» **Dataset content**:
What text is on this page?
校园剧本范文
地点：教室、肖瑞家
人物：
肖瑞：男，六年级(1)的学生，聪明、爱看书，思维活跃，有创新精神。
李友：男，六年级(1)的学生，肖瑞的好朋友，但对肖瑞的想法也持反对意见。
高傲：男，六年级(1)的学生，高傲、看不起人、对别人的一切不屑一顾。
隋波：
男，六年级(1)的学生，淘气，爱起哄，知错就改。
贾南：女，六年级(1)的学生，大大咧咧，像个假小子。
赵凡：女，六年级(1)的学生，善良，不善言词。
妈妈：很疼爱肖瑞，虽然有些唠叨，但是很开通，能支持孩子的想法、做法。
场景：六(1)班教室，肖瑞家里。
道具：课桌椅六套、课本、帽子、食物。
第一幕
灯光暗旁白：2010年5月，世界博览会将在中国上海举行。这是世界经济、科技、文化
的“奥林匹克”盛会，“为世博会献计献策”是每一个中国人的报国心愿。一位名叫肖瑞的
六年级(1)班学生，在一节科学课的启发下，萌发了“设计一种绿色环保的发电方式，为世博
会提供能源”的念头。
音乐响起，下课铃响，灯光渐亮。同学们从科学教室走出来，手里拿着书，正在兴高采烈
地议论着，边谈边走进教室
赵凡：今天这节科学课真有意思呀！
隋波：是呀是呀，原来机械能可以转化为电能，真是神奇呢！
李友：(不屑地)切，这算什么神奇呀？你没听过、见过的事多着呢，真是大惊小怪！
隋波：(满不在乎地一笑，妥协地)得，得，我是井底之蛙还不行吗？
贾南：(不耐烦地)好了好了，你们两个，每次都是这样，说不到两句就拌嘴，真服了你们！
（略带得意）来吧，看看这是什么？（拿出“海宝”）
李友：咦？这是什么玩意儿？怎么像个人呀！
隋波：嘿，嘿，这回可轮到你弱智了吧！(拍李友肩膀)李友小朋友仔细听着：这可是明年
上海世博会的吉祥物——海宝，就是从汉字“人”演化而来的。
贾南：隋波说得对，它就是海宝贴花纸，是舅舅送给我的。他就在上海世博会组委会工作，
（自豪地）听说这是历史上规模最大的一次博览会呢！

» **What is asked**:
Output the entries exactly.

» **Result**:
What text is on this page?
校园剧本范文
地点：教室、肖瑞家
人物：
肖瑞：男，六年级(1)的学生，聪明、爱看书，思维活跃，有创新精神。
李友：男，六年级(1)的学生，肖瑞的好朋友，但对肖瑞的想法也持反对意见。
高傲：男，六年级(1)的学生，高傲、看不起人、对别人的一切不屑一顾。
隋波：
男，六年级(1)的学生，淘气，爱起哄，知错就改。
贾南：女，六年级(1)的学生，大大咧咧，像个假小子。
赵凡：女，六年级(1)的学生，善良，不善言词。
妈妈：很疼爱肖瑞，虽然有些唠叨，但是很开通，能支持孩子的想法、做法。
场景：六(1)班教室，肖瑞家里。
道具：课桌椅六套、课本、帽子、食物。
第一幕
灯光暗旁白：2010年5月，世界博览会将在中国上海举行。这是世界经济、科技、文化
的“奥林匹克”盛会，“为世博会献计献策”是每一个中国人的报国心愿。一位名叫肖瑞的
六年级(1)班学生，在一节科学课的启发下，萌发了“设计一种绿色环保的发电方式，为世博
会提供能源”的念头。
音乐响起，下课铃响，灯光渐亮。同学们从科学教室走出来，手里拿着书，正在兴高采烈
地议论着，边谈边走进教室
赵凡：今天这节科学课真有意思呀！
隋波：是呀是呀，原来机械能可以转化为电能，真是神奇呢！
李友：(不屑地)切，这算什么神奇呀？你没听过、见过的事多着呢，真是大惊小怪！
隋波：(满不在乎地一笑，妥协地)得，得，我是井底之蛙还不行吗？
贾南：(不耐烦地)好了好了，你们两个，每次都是这样，说不到两句就拌嘴，真服了你们！
（略带得意）来吧，看看这是什么？（拿出“海宝”）
李友：咦？这是什么玩意儿？怎么像个人呀！
隋波：嘿，嘿，这回可轮到你弱智了吧！(拍李友肩膀)李友小朋友仔细听着：这可是明年
上海世博会的吉祥物——海宝，就是从汉字“人”演化而来的。
贾南：隋波说得对，它就是海宝贴花纸，是舅舅送给我的。他就在上海世博会组委会工作，
（自豪地）听说这是历史上规模最大的一次博览会呢！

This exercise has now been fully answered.